TEXT TO READ:
* * * * * * * * *
High Frequency VCO Design and Schematics

 

Iulian Rosu, YO3DAC – VA3IUL, http://www.qsl.net/va3iul/

pdf version

 

This note will review the process by which VCO (Voltage Controlled Oscillator) designers choose their oscillator’s topology and devices based on performance requirements, components types and DC power requirements.

            Basic oscillator design specifications often require a given output power into a specified load at the design frequency. The drive level and bias current set the fundamental output current and the oscillation frequency is set by the resonator components.

Transistor selection of the transistor should consider noise, frequency, and power requirements. Based on the particular device, the design may account for parasitics of the device affecting resonator components as well as nonlinear performance specifications.

All the VCO schematics presented below were practical build using the Infineon SiGe transistor BFP420, and any of them can be re-tuned for different frequency ranges changing varicaps and LC tank values.

 

VCO Specifications

 

Phase Noise varies typically by 3dB with temperature, in the –55ºC to +85ºC range.

  

In order to lower the VCO Phase Noise, a number of rules should be respected:

 

There is a trade-off between the Q factor of the oscillator, its size and its price. The low Q-Factor of an LC tank and its component tolerances  needs careful design for phase noise without individual readjustment of the oscillators.

Usually a larger resonator will have a higher Q (e.g. a quarter wavelength coaxial resonator).

A bipolar transistor biased at a low collector current will keep the flicker corner frequency to a minimum, typically around 6 to 15 KHz (Most semi-conductor manufacturers can provide the frequency corner (fc) of their devices as well as the 1/f characteristic.

In order to increase the power at the input of the oscillator, the current has to be increased. However, a low current consumption is critical to preserving battery life and keeping a low fc. In a practical application, the current will be set  based on output power required to drive the system (typically a mixer), and then the Phase Noise will need to be achieved through other means.

- The abrupt tuning diodes will provide a very high Q and will also operate over a very wide tuning voltage range (0 to 60 V). The abrupt tuning diode provides the best phase noise performance because of its high quality factor.
* * * * * * * * *
Please name the transistor that the VCO design note above says was used to build all of its VCO schematics.

STORED DATA:
* * * * * * * * *
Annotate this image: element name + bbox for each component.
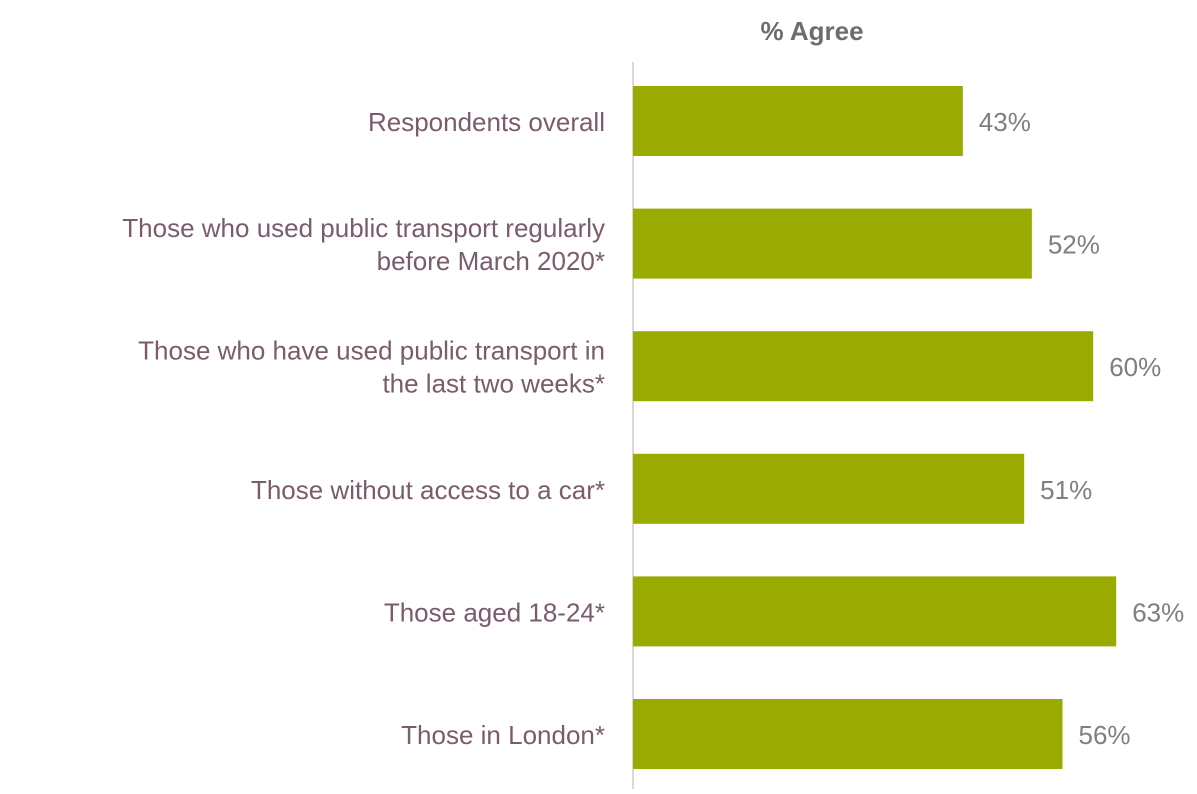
* * * * * * * * *
SOLUTION TO THIS PROBLEM: The Infineon SiGe transistor BFP420.